What is being asked =>
Transcribe the full listing exactly, and drop every picture.
* * * * * * * * *
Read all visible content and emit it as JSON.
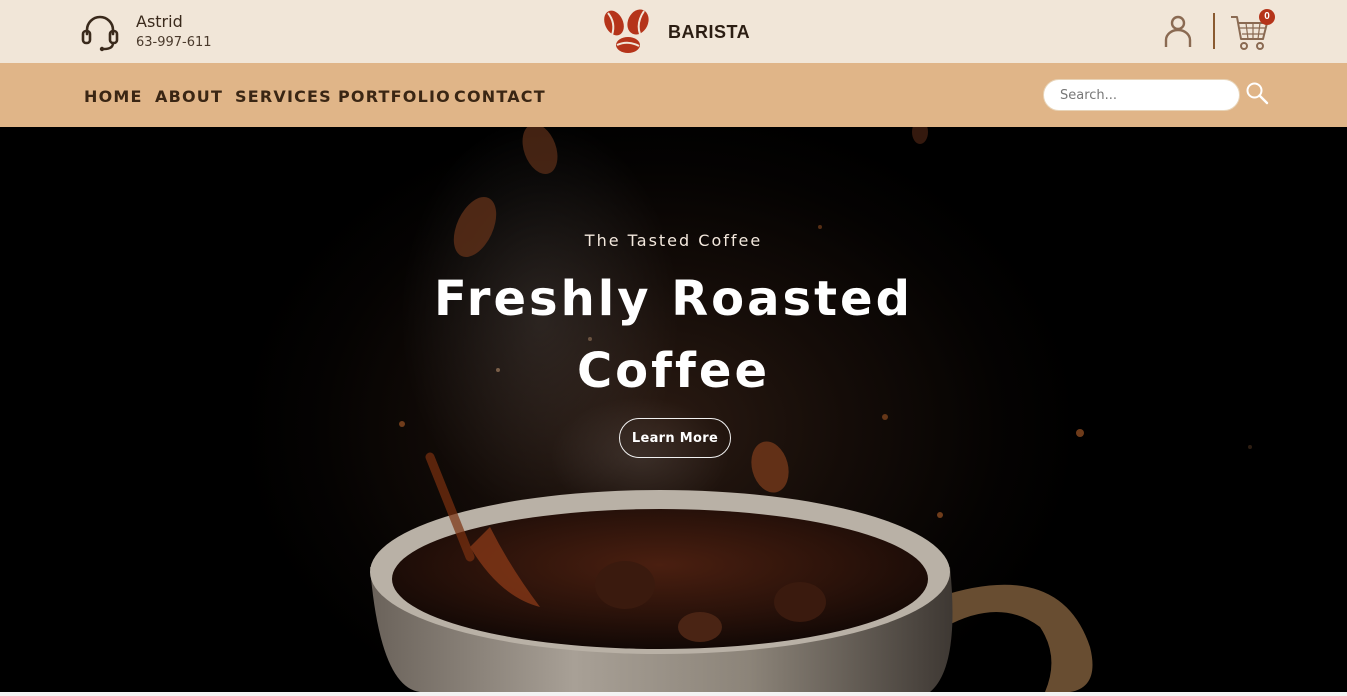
{
  "topbar": {
    "contact": {
      "name": "Astrid",
      "phone": "63-997-611",
      "icon": "headset-icon"
    },
    "brand": {
      "name": "BARISTA",
      "logo": "coffee-beans-logo"
    },
    "actions": {
      "user_icon": "user-icon",
      "cart_icon": "cart-icon",
      "cart_count": "0"
    }
  },
  "nav": {
    "items": [
      {
        "label": "HOME"
      },
      {
        "label": "ABOUT"
      },
      {
        "label": "SERVICES"
      },
      {
        "label": "PORTFOLIO"
      },
      {
        "label": "CONTACT"
      }
    ],
    "search": {
      "placeholder": "Search...",
      "icon": "search-icon"
    }
  },
  "hero": {
    "subtitle": "The Tasted Coffee",
    "title_line1": "Freshly Roasted",
    "title_line2": "Coffee",
    "button": "Learn More"
  },
  "colors": {
    "topbar_bg": "#f1e6d8",
    "navbar_bg": "#e0b588",
    "accent_red": "#b5341a",
    "nav_text": "#3a2614"
  }
}
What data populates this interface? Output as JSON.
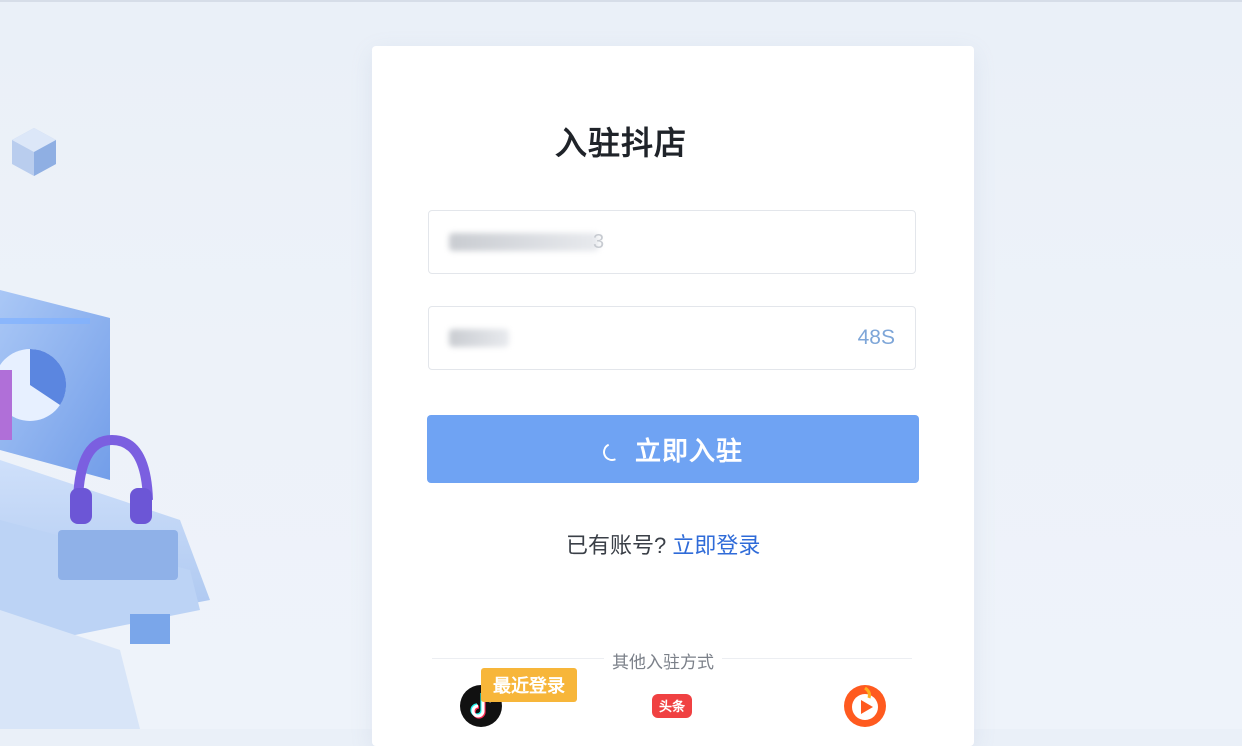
{
  "page": {
    "title": "入驻抖店"
  },
  "form": {
    "phone_tail": "3",
    "countdown": "48S",
    "submit_label": "立即入驻"
  },
  "login_prompt": {
    "text": "已有账号?",
    "link": "立即登录"
  },
  "other_methods": {
    "label": "其他入驻方式",
    "recent_badge": "最近登录",
    "icons": [
      "douyin-icon",
      "toutiao-icon",
      "huoshan-icon"
    ],
    "toutiao_text": "头条"
  },
  "colors": {
    "accent": "#6fa3f3",
    "link": "#2f6bd8",
    "badge": "#f7b63a"
  }
}
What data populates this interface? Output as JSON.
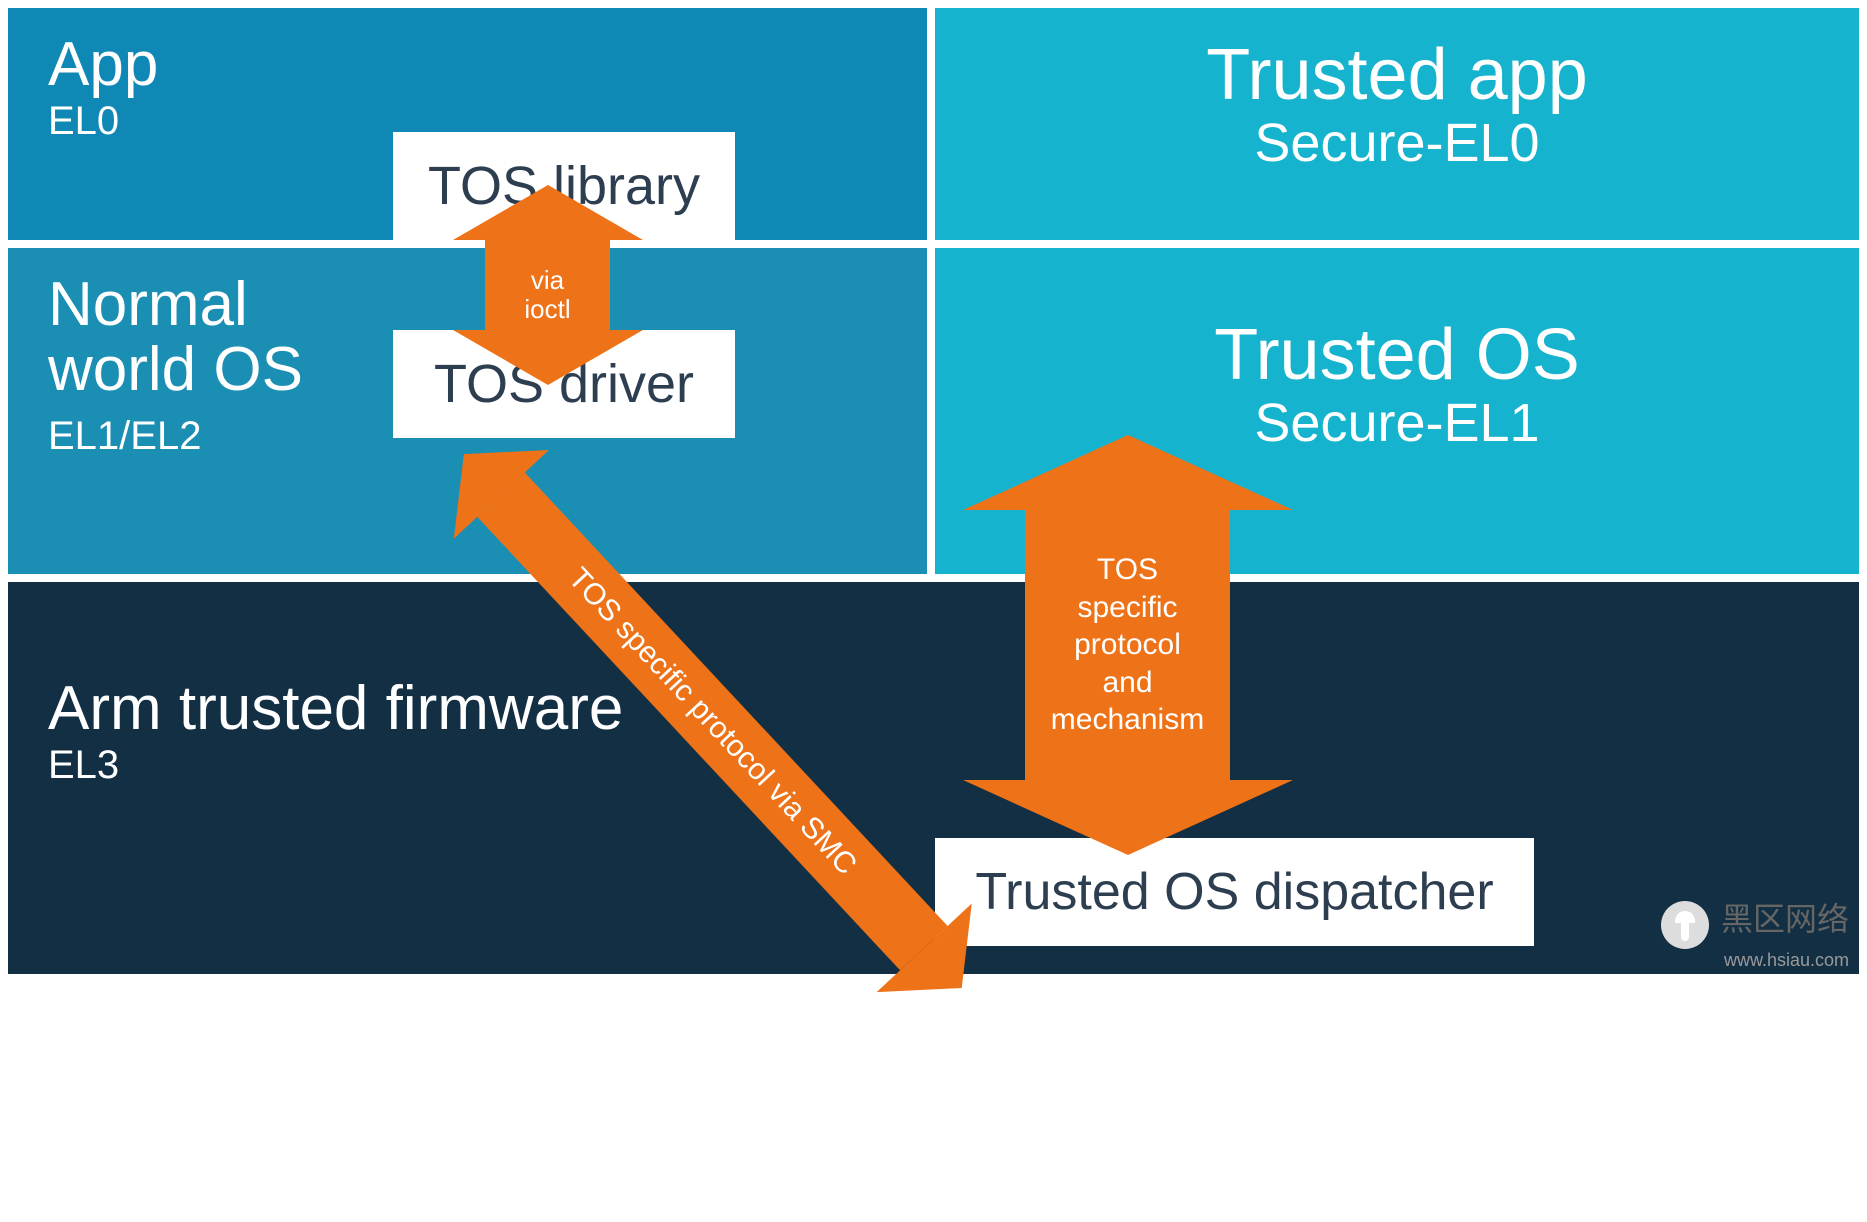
{
  "normal_world": {
    "app": {
      "title": "App",
      "el": "EL0"
    },
    "tos_library": "TOS library",
    "os": {
      "title1": "Normal",
      "title2": "world OS",
      "el": "EL1/EL2"
    },
    "tos_driver": "TOS driver"
  },
  "secure_world": {
    "trusted_app": {
      "title": "Trusted app",
      "el": "Secure-EL0"
    },
    "trusted_os": {
      "title": "Trusted OS",
      "el": "Secure-EL1"
    }
  },
  "firmware": {
    "title": "Arm trusted firmware",
    "el": "EL3"
  },
  "dispatcher": "Trusted OS dispatcher",
  "arrows": {
    "ioctl": "via\nioctl",
    "smc": "TOS specific protocol via SMC",
    "tos_mech": "TOS\nspecific\nprotocol\nand\nmechanism"
  },
  "watermark": {
    "brand": "黑区网络",
    "url": "www.hsiau.com"
  },
  "colors": {
    "normal_blue": "#1b8fb3",
    "secure_cyan": "#16b3ce",
    "firmware_navy": "#132f44",
    "accent_orange": "#ee7217"
  }
}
* * * * * * * * *
Task result =>
Read all visible content and emit it as JSON.
{
  "topbar": {
    "contact": {
      "name": "Astrid",
      "phone": "63-997-611",
      "icon": "headset-icon"
    },
    "brand": {
      "name": "BARISTA",
      "logo": "coffee-beans-logo"
    },
    "actions": {
      "user_icon": "user-icon",
      "cart_icon": "cart-icon",
      "cart_count": "0"
    }
  },
  "nav": {
    "items": [
      {
        "label": "HOME"
      },
      {
        "label": "ABOUT"
      },
      {
        "label": "SERVICES"
      },
      {
        "label": "PORTFOLIO"
      },
      {
        "label": "CONTACT"
      }
    ],
    "search": {
      "placeholder": "Search...",
      "icon": "search-icon"
    }
  },
  "hero": {
    "subtitle": "The Tasted Coffee",
    "title_line1": "Freshly Roasted",
    "title_line2": "Coffee",
    "button": "Learn More"
  },
  "colors": {
    "topbar_bg": "#f1e6d8",
    "navbar_bg": "#e0b588",
    "accent_red": "#b5341a",
    "nav_text": "#3a2614"
  }
}
What data populates this interface? Output as JSON.
{
  "page": {
    "title": "入驻抖店"
  },
  "form": {
    "phone_tail": "3",
    "countdown": "48S",
    "submit_label": "立即入驻"
  },
  "login_prompt": {
    "text": "已有账号?",
    "link": "立即登录"
  },
  "other_methods": {
    "label": "其他入驻方式",
    "recent_badge": "最近登录",
    "icons": [
      "douyin-icon",
      "toutiao-icon",
      "huoshan-icon"
    ],
    "toutiao_text": "头条"
  },
  "colors": {
    "accent": "#6fa3f3",
    "link": "#2f6bd8",
    "badge": "#f7b63a"
  }
}
What data populates this interface? Output as JSON.
{
  "normal_world": {
    "app": {
      "title": "App",
      "el": "EL0"
    },
    "tos_library": "TOS library",
    "os": {
      "title1": "Normal",
      "title2": "world OS",
      "el": "EL1/EL2"
    },
    "tos_driver": "TOS driver"
  },
  "secure_world": {
    "trusted_app": {
      "title": "Trusted app",
      "el": "Secure-EL0"
    },
    "trusted_os": {
      "title": "Trusted OS",
      "el": "Secure-EL1"
    }
  },
  "firmware": {
    "title": "Arm trusted firmware",
    "el": "EL3"
  },
  "dispatcher": "Trusted OS dispatcher",
  "arrows": {
    "ioctl": "via\nioctl",
    "smc": "TOS specific protocol via SMC",
    "tos_mech": "TOS\nspecific\nprotocol\nand\nmechanism"
  },
  "watermark": {
    "brand": "黑区网络",
    "url": "www.hsiau.com"
  },
  "colors": {
    "normal_blue": "#1b8fb3",
    "secure_cyan": "#16b3ce",
    "firmware_navy": "#132f44",
    "accent_orange": "#ee7217"
  }
}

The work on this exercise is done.